**GIVEN REQUEST:** Reproduce every entry exactly and leave its pictures out.

Extracted data entries:
────────────────

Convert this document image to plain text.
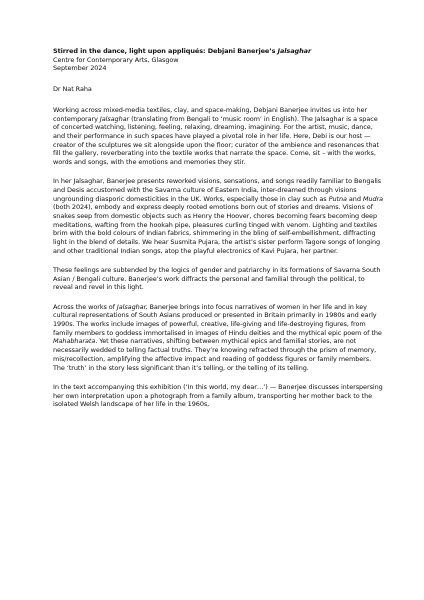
Stirred in the dance, light upon appliqués: Debjani Banerjee’s Jalsaghar
Centre for Contemporary Arts, Glasgow
September 2024
Dr Nat Raha

Working across mixed-media textiles, clay, and space-making, Debjani Banerjee invites us into her contemporary Jalsaghar (translating from Bengali to ‘music room’ in English). The Jalsaghar is a space of concerted watching, listening, feeling, relaxing, dreaming, imagining. For the artist, music, dance, and their performance in such spaces have played a pivotal role in her life. Here, Debi is our host — creator of the sculptures we sit alongside upon the floor; curator of the ambience and resonances that fill the gallery, reverberating into the textile works that narrate the space. Come, sit – with the works, words and songs, with the emotions and memories they stir.

In her Jalsaghar, Banerjee presents reworked visions, sensations, and songs readily familiar to Bengalis and Desis accustomed with the Savarna culture of Eastern India, inter-dreamed through visions ungrounding diasporic domesticities in the UK. Works, especially those in clay such as Putna and Mudra (both 2024), embody and express deeply rooted emotions born out of stories and dreams. Visions of snakes seep from domestic objects such as Henry the Hoover, chores becoming fears becoming deep meditations, wafting from the hookah pipe, pleasures curling tinged with venom. Lighting and textiles brim with the bold colours of Indian fabrics, shimmering in the bling of self-embellishment, diffracting light in the blend of details. We hear Susmita Pujara, the artist’s sister perform Tagore songs of longing and other traditional Indian songs, atop the playful electronics of Kavi Pujara, her partner.

These feelings are subtended by the logics of gender and patriarchy in its formations of Savarna South Asian / Bengali culture. Banerjee’s work diffracts the personal and familial through the political, to reveal and revel in this light.

Across the works of Jalsaghar, Banerjee brings into focus narratives of women in her life and in key cultural representations of South Asians produced or presented in Britain primarily in 1980s and early 1990s. The works include images of powerful, creative, life-giving and life-destroying figures, from family members to goddess immortalised in images of Hindu deities and the mythical epic poem of the Mahabharata. Yet these narratives, shifting between mythical epics and familial stories, are not necessarily wedded to telling factual truths. They’re knowing refracted through the prism of memory, mis/recollection, amplifying the affective impact and reading of goddess figures or family members. The ‘truth’ in the story less significant than it’s telling, or the telling of its telling.

In the text accompanying this exhibition (‘In this world, my dear…’) — Banerjee discusses interspersing her own interpretation upon a photograph from a family album, transporting her mother back to the isolated Welsh landscape of her life in the 1960s,
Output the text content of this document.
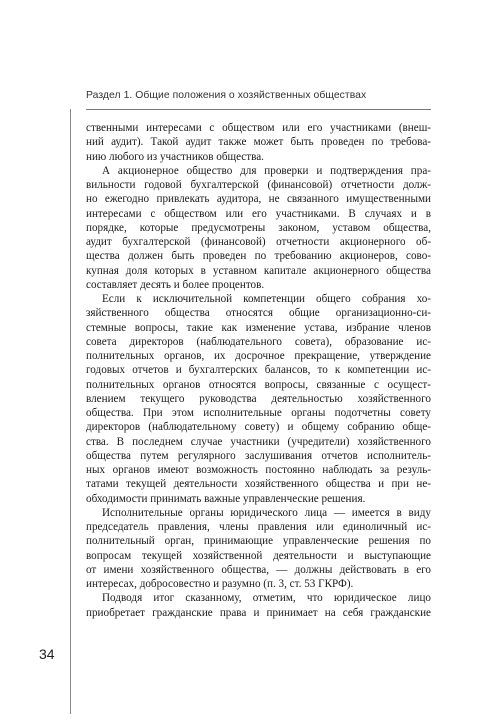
Раздел 1. Общие положения о хозяйственных обществах
ственными интересами с обществом или его участниками (внеш-
ний аудит). Такой аудит также может быть проведен по требова-
нию любого из участников общества.
А акционерное общество для проверки и подтверждения пра-
вильности годовой бухгалтерской (финансовой) отчетности долж-
но ежегодно привлекать аудитора, не связанного имущественными
интересами с обществом или его участниками. В случаях и в
порядке, которые предусмотрены законом, уставом общества,
аудит бухгалтерской (финансовой) отчетности акционерного об-
щества должен быть проведен по требованию акционеров, сово-
купная доля которых в уставном капитале акционерного общества
составляет десять и более процентов.
Если к исключительной компетенции общего собрания хо-
зяйственного общества относятся общие организационно-си-
стемные вопросы, такие как изменение устава, избрание членов
совета директоров (наблюдательного совета), образование ис-
полнительных органов, их досрочное прекращение, утверждение
годовых отчетов и бухгалтерских балансов, то к компетенции ис-
полнительных органов относятся вопросы, связанные с осущест-
влением текущего руководства деятельностью хозяйственного
общества. При этом исполнительные органы подотчетны совету
директоров (наблюдательному совету) и общему собранию обще-
ства. В последнем случае участники (учредители) хозяйственного
общества путем регулярного заслушивания отчетов исполнитель-
ных органов имеют возможность постоянно наблюдать за резуль-
татами текущей деятельности хозяйственного общества и при не-
обходимости принимать важные управленческие решения.
Исполнительные органы юридического лица — имеется в виду
председатель правления, члены правления или единоличный ис-
полнительный орган, принимающие управленческие решения по
вопросам текущей хозяйственной деятельности и выступающие
от имени хозяйственного общества, — должны действовать в его
интересах, добросовестно и разумно (п. 3, ст. 53 ГКРФ).
Подводя итог сказанному, отметим, что юридическое лицо
приобретает гражданские права и принимает на себя гражданские
34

────────────────

**COMPLETE OUTPUT:**
Convert this document image to plain text.
Stirred in the dance, light upon appliqués: Debjani Banerjee’s Jalsaghar
Centre for Contemporary Arts, Glasgow
September 2024
Dr Nat Raha

Working across mixed-media textiles, clay, and space-making, Debjani Banerjee invites us into her contemporary Jalsaghar (translating from Bengali to ‘music room’ in English). The Jalsaghar is a space of concerted watching, listening, feeling, relaxing, dreaming, imagining. For the artist, music, dance, and their performance in such spaces have played a pivotal role in her life. Here, Debi is our host — creator of the sculptures we sit alongside upon the floor; curator of the ambience and resonances that fill the gallery, reverberating into the textile works that narrate the space. Come, sit – with the works, words and songs, with the emotions and memories they stir.

In her Jalsaghar, Banerjee presents reworked visions, sensations, and songs readily familiar to Bengalis and Desis accustomed with the Savarna culture of Eastern India, inter-dreamed through visions ungrounding diasporic domesticities in the UK. Works, especially those in clay such as Putna and Mudra (both 2024), embody and express deeply rooted emotions born out of stories and dreams. Visions of snakes seep from domestic objects such as Henry the Hoover, chores becoming fears becoming deep meditations, wafting from the hookah pipe, pleasures curling tinged with venom. Lighting and textiles brim with the bold colours of Indian fabrics, shimmering in the bling of self-embellishment, diffracting light in the blend of details. We hear Susmita Pujara, the artist’s sister perform Tagore songs of longing and other traditional Indian songs, atop the playful electronics of Kavi Pujara, her partner.

These feelings are subtended by the logics of gender and patriarchy in its formations of Savarna South Asian / Bengali culture. Banerjee’s work diffracts the personal and familial through the political, to reveal and revel in this light.

Across the works of Jalsaghar, Banerjee brings into focus narratives of women in her life and in key cultural representations of South Asians produced or presented in Britain primarily in 1980s and early 1990s. The works include images of powerful, creative, life-giving and life-destroying figures, from family members to goddess immortalised in images of Hindu deities and the mythical epic poem of the Mahabharata. Yet these narratives, shifting between mythical epics and familial stories, are not necessarily wedded to telling factual truths. They’re knowing refracted through the prism of memory, mis/recollection, amplifying the affective impact and reading of goddess figures or family members. The ‘truth’ in the story less significant than it’s telling, or the telling of its telling.

In the text accompanying this exhibition (‘In this world, my dear…’) — Banerjee discusses interspersing her own interpretation upon a photograph from a family album, transporting her mother back to the isolated Welsh landscape of her life in the 1960s,
Output the text content of this document.
Раздел 1. Общие положения о хозяйственных обществах
ственными интересами с обществом или его участниками (внеш-
ний аудит). Такой аудит также может быть проведен по требова-
нию любого из участников общества.
А акционерное общество для проверки и подтверждения пра-
вильности годовой бухгалтерской (финансовой) отчетности долж-
но ежегодно привлекать аудитора, не связанного имущественными
интересами с обществом или его участниками. В случаях и в
порядке, которые предусмотрены законом, уставом общества,
аудит бухгалтерской (финансовой) отчетности акционерного об-
щества должен быть проведен по требованию акционеров, сово-
купная доля которых в уставном капитале акционерного общества
составляет десять и более процентов.
Если к исключительной компетенции общего собрания хо-
зяйственного общества относятся общие организационно-си-
стемные вопросы, такие как изменение устава, избрание членов
совета директоров (наблюдательного совета), образование ис-
полнительных органов, их досрочное прекращение, утверждение
годовых отчетов и бухгалтерских балансов, то к компетенции ис-
полнительных органов относятся вопросы, связанные с осущест-
влением текущего руководства деятельностью хозяйственного
общества. При этом исполнительные органы подотчетны совету
директоров (наблюдательному совету) и общему собранию обще-
ства. В последнем случае участники (учредители) хозяйственного
общества путем регулярного заслушивания отчетов исполнитель-
ных органов имеют возможность постоянно наблюдать за резуль-
татами текущей деятельности хозяйственного общества и при не-
обходимости принимать важные управленческие решения.
Исполнительные органы юридического лица — имеется в виду
председатель правления, члены правления или единоличный ис-
полнительный орган, принимающие управленческие решения по
вопросам текущей хозяйственной деятельности и выступающие
от имени хозяйственного общества, — должны действовать в его
интересах, добросовестно и разумно (п. 3, ст. 53 ГКРФ).
Подводя итог сказанному, отметим, что юридическое лицо
приобретает гражданские права и принимает на себя гражданские
34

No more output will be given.